Drop every picture and give the entries back exactly.

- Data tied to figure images

— BEGIN —

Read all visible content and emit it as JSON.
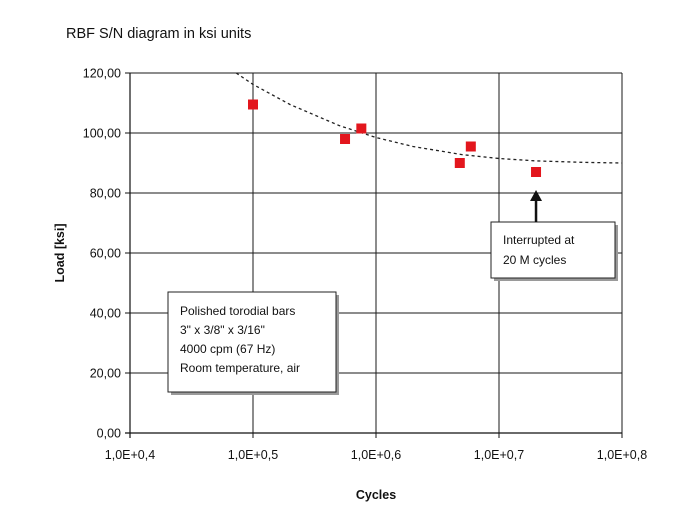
{
  "chart_data": {
    "type": "scatter",
    "title": "RBF S/N diagram in ksi units",
    "xlabel": "Cycles",
    "ylabel": "Load [ksi]",
    "x_scale": "log10",
    "xlim": [
      10000,
      100000000
    ],
    "ylim": [
      0,
      120
    ],
    "x_ticks": [
      10000,
      100000,
      1000000,
      10000000,
      100000000
    ],
    "x_tick_labels": [
      "1,0E+0,4",
      "1,0E+0,5",
      "1,0E+0,6",
      "1,0E+0,7",
      "1,0E+0,8"
    ],
    "y_ticks": [
      0,
      20,
      40,
      60,
      80,
      100,
      120
    ],
    "y_tick_labels": [
      "0,00",
      "20,00",
      "40,00",
      "60,00",
      "80,00",
      "100,00",
      "120,00"
    ],
    "grid": true,
    "series": [
      {
        "marker": "square",
        "color": "#e3161d",
        "x": [
          100000,
          560000,
          760000,
          4800000,
          5900000,
          20000000
        ],
        "y": [
          109.5,
          98.0,
          101.5,
          90.0,
          95.5,
          87.0
        ]
      }
    ],
    "trendline": {
      "style": "dashed",
      "color": "#222222",
      "x": [
        70000,
        100000,
        200000,
        500000,
        1000000,
        2000000,
        5000000,
        10000000,
        20000000,
        50000000,
        100000000
      ],
      "y": [
        120.5,
        116.2,
        109.5,
        102.5,
        98.5,
        95.5,
        92.8,
        91.5,
        90.7,
        90.2,
        90.0
      ]
    },
    "annotations": [
      {
        "lines": [
          "Interrupted at",
          "20 M cycles"
        ],
        "arrow_to": {
          "x": 20000000,
          "y": 81
        }
      },
      {
        "lines": [
          "Polished torodial bars",
          "3\" x  3/8\" x 3/16\"",
          "4000 cpm (67 Hz)",
          "Room temperature, air"
        ]
      }
    ]
  }
}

— END —

- Reply to the exercise
Read all visible content and emit it as JSON.
{
  "chart_data": {
    "type": "scatter",
    "title": "RBF S/N diagram in ksi units",
    "xlabel": "Cycles",
    "ylabel": "Load [ksi]",
    "x_scale": "log10",
    "xlim": [
      10000,
      100000000
    ],
    "ylim": [
      0,
      120
    ],
    "x_ticks": [
      10000,
      100000,
      1000000,
      10000000,
      100000000
    ],
    "x_tick_labels": [
      "1,0E+0,4",
      "1,0E+0,5",
      "1,0E+0,6",
      "1,0E+0,7",
      "1,0E+0,8"
    ],
    "y_ticks": [
      0,
      20,
      40,
      60,
      80,
      100,
      120
    ],
    "y_tick_labels": [
      "0,00",
      "20,00",
      "40,00",
      "60,00",
      "80,00",
      "100,00",
      "120,00"
    ],
    "grid": true,
    "series": [
      {
        "marker": "square",
        "color": "#e3161d",
        "x": [
          100000,
          560000,
          760000,
          4800000,
          5900000,
          20000000
        ],
        "y": [
          109.5,
          98.0,
          101.5,
          90.0,
          95.5,
          87.0
        ]
      }
    ],
    "trendline": {
      "style": "dashed",
      "color": "#222222",
      "x": [
        70000,
        100000,
        200000,
        500000,
        1000000,
        2000000,
        5000000,
        10000000,
        20000000,
        50000000,
        100000000
      ],
      "y": [
        120.5,
        116.2,
        109.5,
        102.5,
        98.5,
        95.5,
        92.8,
        91.5,
        90.7,
        90.2,
        90.0
      ]
    },
    "annotations": [
      {
        "lines": [
          "Interrupted at",
          "20 M cycles"
        ],
        "arrow_to": {
          "x": 20000000,
          "y": 81
        }
      },
      {
        "lines": [
          "Polished torodial bars",
          "3\" x  3/8\" x 3/16\"",
          "4000 cpm (67 Hz)",
          "Room temperature, air"
        ]
      }
    ]
  }
}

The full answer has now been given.